__PROBLEM STATEMENT__
Reproduce each of the rows below word for word.

>> Start MATERIAL PROVIDED

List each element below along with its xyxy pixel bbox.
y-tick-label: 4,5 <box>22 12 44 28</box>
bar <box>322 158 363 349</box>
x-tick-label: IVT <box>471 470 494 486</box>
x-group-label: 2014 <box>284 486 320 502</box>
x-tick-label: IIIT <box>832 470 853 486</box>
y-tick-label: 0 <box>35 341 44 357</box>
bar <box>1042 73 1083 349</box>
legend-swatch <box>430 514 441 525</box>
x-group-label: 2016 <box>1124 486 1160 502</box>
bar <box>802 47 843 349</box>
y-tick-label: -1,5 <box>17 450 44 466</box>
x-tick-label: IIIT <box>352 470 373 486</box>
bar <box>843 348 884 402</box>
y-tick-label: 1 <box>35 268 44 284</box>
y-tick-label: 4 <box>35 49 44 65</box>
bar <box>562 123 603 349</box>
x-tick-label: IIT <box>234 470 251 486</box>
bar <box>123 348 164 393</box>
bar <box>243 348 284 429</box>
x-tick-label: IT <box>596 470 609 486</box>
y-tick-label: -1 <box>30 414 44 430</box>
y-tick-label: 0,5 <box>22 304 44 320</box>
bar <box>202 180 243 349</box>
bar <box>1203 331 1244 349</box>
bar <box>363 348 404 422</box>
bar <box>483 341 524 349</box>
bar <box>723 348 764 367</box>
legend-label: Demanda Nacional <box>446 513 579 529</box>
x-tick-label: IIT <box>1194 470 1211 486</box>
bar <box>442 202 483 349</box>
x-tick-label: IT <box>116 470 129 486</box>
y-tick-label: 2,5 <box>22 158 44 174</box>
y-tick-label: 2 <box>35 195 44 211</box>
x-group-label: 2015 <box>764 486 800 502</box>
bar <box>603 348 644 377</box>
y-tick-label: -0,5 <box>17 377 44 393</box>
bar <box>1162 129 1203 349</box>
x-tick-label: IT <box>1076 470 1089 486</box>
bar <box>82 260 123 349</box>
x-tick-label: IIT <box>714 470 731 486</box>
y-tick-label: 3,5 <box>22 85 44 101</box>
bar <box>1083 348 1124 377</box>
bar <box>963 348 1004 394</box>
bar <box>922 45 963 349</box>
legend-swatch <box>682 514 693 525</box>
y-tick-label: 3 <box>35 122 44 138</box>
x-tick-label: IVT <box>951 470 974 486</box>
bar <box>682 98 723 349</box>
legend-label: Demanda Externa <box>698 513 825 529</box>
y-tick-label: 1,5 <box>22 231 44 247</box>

>> End MATERIAL PROVIDED

__TASK RESPONSE__
List each element below along with its xyxy pixel bbox.
y-tick-label: 4,5 <box>22 12 44 28</box>
bar <box>322 158 363 349</box>
x-tick-label: IVT <box>471 470 494 486</box>
x-group-label: 2014 <box>284 486 320 502</box>
x-tick-label: IIIT <box>832 470 853 486</box>
y-tick-label: 0 <box>35 341 44 357</box>
bar <box>1042 73 1083 349</box>
legend-swatch <box>430 514 441 525</box>
x-group-label: 2016 <box>1124 486 1160 502</box>
bar <box>802 47 843 349</box>
y-tick-label: -1,5 <box>17 450 44 466</box>
x-tick-label: IIIT <box>352 470 373 486</box>
bar <box>843 348 884 402</box>
y-tick-label: 1 <box>35 268 44 284</box>
y-tick-label: 4 <box>35 49 44 65</box>
bar <box>562 123 603 349</box>
x-tick-label: IIT <box>234 470 251 486</box>
bar <box>123 348 164 393</box>
bar <box>243 348 284 429</box>
x-tick-label: IT <box>596 470 609 486</box>
y-tick-label: -1 <box>30 414 44 430</box>
y-tick-label: 0,5 <box>22 304 44 320</box>
bar <box>202 180 243 349</box>
bar <box>1203 331 1244 349</box>
bar <box>363 348 404 422</box>
bar <box>483 341 524 349</box>
bar <box>723 348 764 367</box>
legend-label: Demanda Nacional <box>446 513 579 529</box>
x-tick-label: IIT <box>1194 470 1211 486</box>
bar <box>442 202 483 349</box>
x-tick-label: IT <box>116 470 129 486</box>
y-tick-label: 2,5 <box>22 158 44 174</box>
y-tick-label: 2 <box>35 195 44 211</box>
x-group-label: 2015 <box>764 486 800 502</box>
bar <box>603 348 644 377</box>
y-tick-label: -0,5 <box>17 377 44 393</box>
bar <box>1162 129 1203 349</box>
x-tick-label: IT <box>1076 470 1089 486</box>
bar <box>82 260 123 349</box>
x-tick-label: IIT <box>714 470 731 486</box>
y-tick-label: 3,5 <box>22 85 44 101</box>
bar <box>1083 348 1124 377</box>
bar <box>963 348 1004 394</box>
bar <box>922 45 963 349</box>
legend-swatch <box>682 514 693 525</box>
y-tick-label: 3 <box>35 122 44 138</box>
x-tick-label: IVT <box>951 470 974 486</box>
bar <box>682 98 723 349</box>
legend-label: Demanda Externa <box>698 513 825 529</box>
y-tick-label: 1,5 <box>22 231 44 247</box>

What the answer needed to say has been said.